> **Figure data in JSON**
* * * * * * * * *

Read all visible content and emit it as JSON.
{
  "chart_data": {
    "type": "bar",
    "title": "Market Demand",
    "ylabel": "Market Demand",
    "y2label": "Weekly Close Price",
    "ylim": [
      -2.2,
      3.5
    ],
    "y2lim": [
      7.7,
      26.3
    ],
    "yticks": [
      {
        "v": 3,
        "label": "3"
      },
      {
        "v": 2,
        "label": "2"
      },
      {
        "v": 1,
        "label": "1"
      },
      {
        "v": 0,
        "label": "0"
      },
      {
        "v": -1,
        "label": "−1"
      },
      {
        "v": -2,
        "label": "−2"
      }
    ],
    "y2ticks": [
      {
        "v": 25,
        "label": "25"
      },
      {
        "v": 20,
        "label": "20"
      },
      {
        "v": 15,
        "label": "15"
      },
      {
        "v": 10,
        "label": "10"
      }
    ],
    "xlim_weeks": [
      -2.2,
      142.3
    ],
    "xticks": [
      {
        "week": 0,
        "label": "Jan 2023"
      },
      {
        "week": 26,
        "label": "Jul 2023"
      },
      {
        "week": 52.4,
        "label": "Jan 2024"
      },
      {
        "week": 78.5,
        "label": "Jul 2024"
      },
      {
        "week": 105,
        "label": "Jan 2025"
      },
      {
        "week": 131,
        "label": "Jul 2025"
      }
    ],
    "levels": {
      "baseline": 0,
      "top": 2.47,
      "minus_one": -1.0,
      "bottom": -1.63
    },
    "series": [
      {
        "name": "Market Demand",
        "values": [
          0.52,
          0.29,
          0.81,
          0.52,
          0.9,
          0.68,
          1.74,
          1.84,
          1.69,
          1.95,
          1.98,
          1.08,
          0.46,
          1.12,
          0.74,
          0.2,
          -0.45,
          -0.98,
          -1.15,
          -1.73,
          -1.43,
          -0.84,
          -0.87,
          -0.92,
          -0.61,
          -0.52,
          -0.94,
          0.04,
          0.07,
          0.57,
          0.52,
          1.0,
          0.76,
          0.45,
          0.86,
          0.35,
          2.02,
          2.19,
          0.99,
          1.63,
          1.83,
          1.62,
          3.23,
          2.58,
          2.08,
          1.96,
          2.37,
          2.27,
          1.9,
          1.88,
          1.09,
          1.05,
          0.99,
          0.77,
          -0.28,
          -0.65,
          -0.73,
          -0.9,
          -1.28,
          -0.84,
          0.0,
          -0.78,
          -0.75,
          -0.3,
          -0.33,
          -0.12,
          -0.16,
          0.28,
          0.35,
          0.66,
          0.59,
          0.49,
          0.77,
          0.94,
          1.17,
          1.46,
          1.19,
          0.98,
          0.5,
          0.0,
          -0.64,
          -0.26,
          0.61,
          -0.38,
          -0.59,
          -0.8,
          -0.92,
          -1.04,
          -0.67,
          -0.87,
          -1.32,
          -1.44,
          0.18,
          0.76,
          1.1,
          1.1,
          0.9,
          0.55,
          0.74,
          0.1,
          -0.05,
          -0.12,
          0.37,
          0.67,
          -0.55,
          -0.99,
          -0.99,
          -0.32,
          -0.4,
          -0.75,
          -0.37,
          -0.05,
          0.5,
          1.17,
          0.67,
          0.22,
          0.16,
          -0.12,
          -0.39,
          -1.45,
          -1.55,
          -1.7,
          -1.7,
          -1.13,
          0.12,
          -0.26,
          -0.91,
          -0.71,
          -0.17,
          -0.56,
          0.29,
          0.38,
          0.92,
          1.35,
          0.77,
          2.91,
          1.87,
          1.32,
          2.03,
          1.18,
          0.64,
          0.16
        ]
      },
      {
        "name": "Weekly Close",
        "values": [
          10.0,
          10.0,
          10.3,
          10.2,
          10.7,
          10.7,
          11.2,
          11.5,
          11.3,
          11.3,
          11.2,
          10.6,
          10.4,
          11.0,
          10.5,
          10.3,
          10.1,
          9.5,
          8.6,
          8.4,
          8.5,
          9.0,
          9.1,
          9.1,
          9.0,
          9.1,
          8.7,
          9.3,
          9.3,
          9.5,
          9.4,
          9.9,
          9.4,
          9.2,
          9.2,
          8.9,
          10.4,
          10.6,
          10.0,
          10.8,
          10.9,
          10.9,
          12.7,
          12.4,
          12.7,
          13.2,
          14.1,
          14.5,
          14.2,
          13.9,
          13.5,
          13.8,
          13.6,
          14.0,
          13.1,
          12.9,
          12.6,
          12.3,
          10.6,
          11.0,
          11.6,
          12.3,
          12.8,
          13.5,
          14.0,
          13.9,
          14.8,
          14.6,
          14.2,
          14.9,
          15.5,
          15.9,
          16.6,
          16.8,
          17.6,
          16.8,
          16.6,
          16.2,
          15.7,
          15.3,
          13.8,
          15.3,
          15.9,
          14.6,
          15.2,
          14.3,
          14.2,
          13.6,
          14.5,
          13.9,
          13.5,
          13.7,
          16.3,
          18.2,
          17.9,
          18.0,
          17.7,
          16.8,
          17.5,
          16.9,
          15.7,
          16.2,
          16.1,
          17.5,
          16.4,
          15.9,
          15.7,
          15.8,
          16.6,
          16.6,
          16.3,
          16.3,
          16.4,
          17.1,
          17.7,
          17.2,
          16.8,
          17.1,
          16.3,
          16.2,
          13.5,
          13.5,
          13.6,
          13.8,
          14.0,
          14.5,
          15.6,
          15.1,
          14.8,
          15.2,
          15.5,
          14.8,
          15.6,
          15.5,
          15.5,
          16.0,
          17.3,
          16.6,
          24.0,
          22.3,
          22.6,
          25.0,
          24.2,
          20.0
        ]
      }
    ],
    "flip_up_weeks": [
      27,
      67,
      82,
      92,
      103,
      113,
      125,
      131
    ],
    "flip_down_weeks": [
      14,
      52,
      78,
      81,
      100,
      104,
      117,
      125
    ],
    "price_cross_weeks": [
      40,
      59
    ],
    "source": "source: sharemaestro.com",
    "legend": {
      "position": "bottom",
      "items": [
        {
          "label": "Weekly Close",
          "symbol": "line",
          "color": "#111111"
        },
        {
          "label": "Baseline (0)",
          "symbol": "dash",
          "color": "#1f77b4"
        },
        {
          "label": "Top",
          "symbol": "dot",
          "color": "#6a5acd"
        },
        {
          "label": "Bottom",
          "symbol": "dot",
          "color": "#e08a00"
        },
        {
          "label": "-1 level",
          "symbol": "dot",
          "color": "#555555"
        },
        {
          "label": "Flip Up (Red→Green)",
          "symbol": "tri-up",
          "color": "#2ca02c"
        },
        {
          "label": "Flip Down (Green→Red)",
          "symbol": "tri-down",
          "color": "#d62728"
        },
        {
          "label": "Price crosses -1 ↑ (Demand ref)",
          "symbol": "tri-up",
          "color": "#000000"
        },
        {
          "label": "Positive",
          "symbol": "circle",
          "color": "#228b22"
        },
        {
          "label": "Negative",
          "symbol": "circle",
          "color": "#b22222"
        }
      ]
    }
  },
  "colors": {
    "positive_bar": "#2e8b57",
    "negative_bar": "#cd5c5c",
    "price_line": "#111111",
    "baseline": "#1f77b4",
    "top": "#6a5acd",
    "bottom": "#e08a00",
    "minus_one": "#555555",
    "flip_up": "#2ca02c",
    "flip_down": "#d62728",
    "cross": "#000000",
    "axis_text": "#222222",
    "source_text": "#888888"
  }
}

* * * * * * * * *

> **WHAT YOU NEED TO DO**
Extract each entry in full and write it down exactly.

> **EXERCISE ANSWER**
Read all visible content and emit it as JSON.
{
  "chart_data": {
    "type": "bar",
    "title": "Market Demand",
    "ylabel": "Market Demand",
    "y2label": "Weekly Close Price",
    "ylim": [
      -2.2,
      3.5
    ],
    "y2lim": [
      7.7,
      26.3
    ],
    "yticks": [
      {
        "v": 3,
        "label": "3"
      },
      {
        "v": 2,
        "label": "2"
      },
      {
        "v": 1,
        "label": "1"
      },
      {
        "v": 0,
        "label": "0"
      },
      {
        "v": -1,
        "label": "−1"
      },
      {
        "v": -2,
        "label": "−2"
      }
    ],
    "y2ticks": [
      {
        "v": 25,
        "label": "25"
      },
      {
        "v": 20,
        "label": "20"
      },
      {
        "v": 15,
        "label": "15"
      },
      {
        "v": 10,
        "label": "10"
      }
    ],
    "xlim_weeks": [
      -2.2,
      142.3
    ],
    "xticks": [
      {
        "week": 0,
        "label": "Jan 2023"
      },
      {
        "week": 26,
        "label": "Jul 2023"
      },
      {
        "week": 52.4,
        "label": "Jan 2024"
      },
      {
        "week": 78.5,
        "label": "Jul 2024"
      },
      {
        "week": 105,
        "label": "Jan 2025"
      },
      {
        "week": 131,
        "label": "Jul 2025"
      }
    ],
    "levels": {
      "baseline": 0,
      "top": 2.47,
      "minus_one": -1.0,
      "bottom": -1.63
    },
    "series": [
      {
        "name": "Market Demand",
        "values": [
          0.52,
          0.29,
          0.81,
          0.52,
          0.9,
          0.68,
          1.74,
          1.84,
          1.69,
          1.95,
          1.98,
          1.08,
          0.46,
          1.12,
          0.74,
          0.2,
          -0.45,
          -0.98,
          -1.15,
          -1.73,
          -1.43,
          -0.84,
          -0.87,
          -0.92,
          -0.61,
          -0.52,
          -0.94,
          0.04,
          0.07,
          0.57,
          0.52,
          1.0,
          0.76,
          0.45,
          0.86,
          0.35,
          2.02,
          2.19,
          0.99,
          1.63,
          1.83,
          1.62,
          3.23,
          2.58,
          2.08,
          1.96,
          2.37,
          2.27,
          1.9,
          1.88,
          1.09,
          1.05,
          0.99,
          0.77,
          -0.28,
          -0.65,
          -0.73,
          -0.9,
          -1.28,
          -0.84,
          0.0,
          -0.78,
          -0.75,
          -0.3,
          -0.33,
          -0.12,
          -0.16,
          0.28,
          0.35,
          0.66,
          0.59,
          0.49,
          0.77,
          0.94,
          1.17,
          1.46,
          1.19,
          0.98,
          0.5,
          0.0,
          -0.64,
          -0.26,
          0.61,
          -0.38,
          -0.59,
          -0.8,
          -0.92,
          -1.04,
          -0.67,
          -0.87,
          -1.32,
          -1.44,
          0.18,
          0.76,
          1.1,
          1.1,
          0.9,
          0.55,
          0.74,
          0.1,
          -0.05,
          -0.12,
          0.37,
          0.67,
          -0.55,
          -0.99,
          -0.99,
          -0.32,
          -0.4,
          -0.75,
          -0.37,
          -0.05,
          0.5,
          1.17,
          0.67,
          0.22,
          0.16,
          -0.12,
          -0.39,
          -1.45,
          -1.55,
          -1.7,
          -1.7,
          -1.13,
          0.12,
          -0.26,
          -0.91,
          -0.71,
          -0.17,
          -0.56,
          0.29,
          0.38,
          0.92,
          1.35,
          0.77,
          2.91,
          1.87,
          1.32,
          2.03,
          1.18,
          0.64,
          0.16
        ]
      },
      {
        "name": "Weekly Close",
        "values": [
          10.0,
          10.0,
          10.3,
          10.2,
          10.7,
          10.7,
          11.2,
          11.5,
          11.3,
          11.3,
          11.2,
          10.6,
          10.4,
          11.0,
          10.5,
          10.3,
          10.1,
          9.5,
          8.6,
          8.4,
          8.5,
          9.0,
          9.1,
          9.1,
          9.0,
          9.1,
          8.7,
          9.3,
          9.3,
          9.5,
          9.4,
          9.9,
          9.4,
          9.2,
          9.2,
          8.9,
          10.4,
          10.6,
          10.0,
          10.8,
          10.9,
          10.9,
          12.7,
          12.4,
          12.7,
          13.2,
          14.1,
          14.5,
          14.2,
          13.9,
          13.5,
          13.8,
          13.6,
          14.0,
          13.1,
          12.9,
          12.6,
          12.3,
          10.6,
          11.0,
          11.6,
          12.3,
          12.8,
          13.5,
          14.0,
          13.9,
          14.8,
          14.6,
          14.2,
          14.9,
          15.5,
          15.9,
          16.6,
          16.8,
          17.6,
          16.8,
          16.6,
          16.2,
          15.7,
          15.3,
          13.8,
          15.3,
          15.9,
          14.6,
          15.2,
          14.3,
          14.2,
          13.6,
          14.5,
          13.9,
          13.5,
          13.7,
          16.3,
          18.2,
          17.9,
          18.0,
          17.7,
          16.8,
          17.5,
          16.9,
          15.7,
          16.2,
          16.1,
          17.5,
          16.4,
          15.9,
          15.7,
          15.8,
          16.6,
          16.6,
          16.3,
          16.3,
          16.4,
          17.1,
          17.7,
          17.2,
          16.8,
          17.1,
          16.3,
          16.2,
          13.5,
          13.5,
          13.6,
          13.8,
          14.0,
          14.5,
          15.6,
          15.1,
          14.8,
          15.2,
          15.5,
          14.8,
          15.6,
          15.5,
          15.5,
          16.0,
          17.3,
          16.6,
          24.0,
          22.3,
          22.6,
          25.0,
          24.2,
          20.0
        ]
      }
    ],
    "flip_up_weeks": [
      27,
      67,
      82,
      92,
      103,
      113,
      125,
      131
    ],
    "flip_down_weeks": [
      14,
      52,
      78,
      81,
      100,
      104,
      117,
      125
    ],
    "price_cross_weeks": [
      40,
      59
    ],
    "source": "source: sharemaestro.com",
    "legend": {
      "position": "bottom",
      "items": [
        {
          "label": "Weekly Close",
          "symbol": "line",
          "color": "#111111"
        },
        {
          "label": "Baseline (0)",
          "symbol": "dash",
          "color": "#1f77b4"
        },
        {
          "label": "Top",
          "symbol": "dot",
          "color": "#6a5acd"
        },
        {
          "label": "Bottom",
          "symbol": "dot",
          "color": "#e08a00"
        },
        {
          "label": "-1 level",
          "symbol": "dot",
          "color": "#555555"
        },
        {
          "label": "Flip Up (Red→Green)",
          "symbol": "tri-up",
          "color": "#2ca02c"
        },
        {
          "label": "Flip Down (Green→Red)",
          "symbol": "tri-down",
          "color": "#d62728"
        },
        {
          "label": "Price crosses -1 ↑ (Demand ref)",
          "symbol": "tri-up",
          "color": "#000000"
        },
        {
          "label": "Positive",
          "symbol": "circle",
          "color": "#228b22"
        },
        {
          "label": "Negative",
          "symbol": "circle",
          "color": "#b22222"
        }
      ]
    }
  },
  "colors": {
    "positive_bar": "#2e8b57",
    "negative_bar": "#cd5c5c",
    "price_line": "#111111",
    "baseline": "#1f77b4",
    "top": "#6a5acd",
    "bottom": "#e08a00",
    "minus_one": "#555555",
    "flip_up": "#2ca02c",
    "flip_down": "#d62728",
    "cross": "#000000",
    "axis_text": "#222222",
    "source_text": "#888888"
  }
}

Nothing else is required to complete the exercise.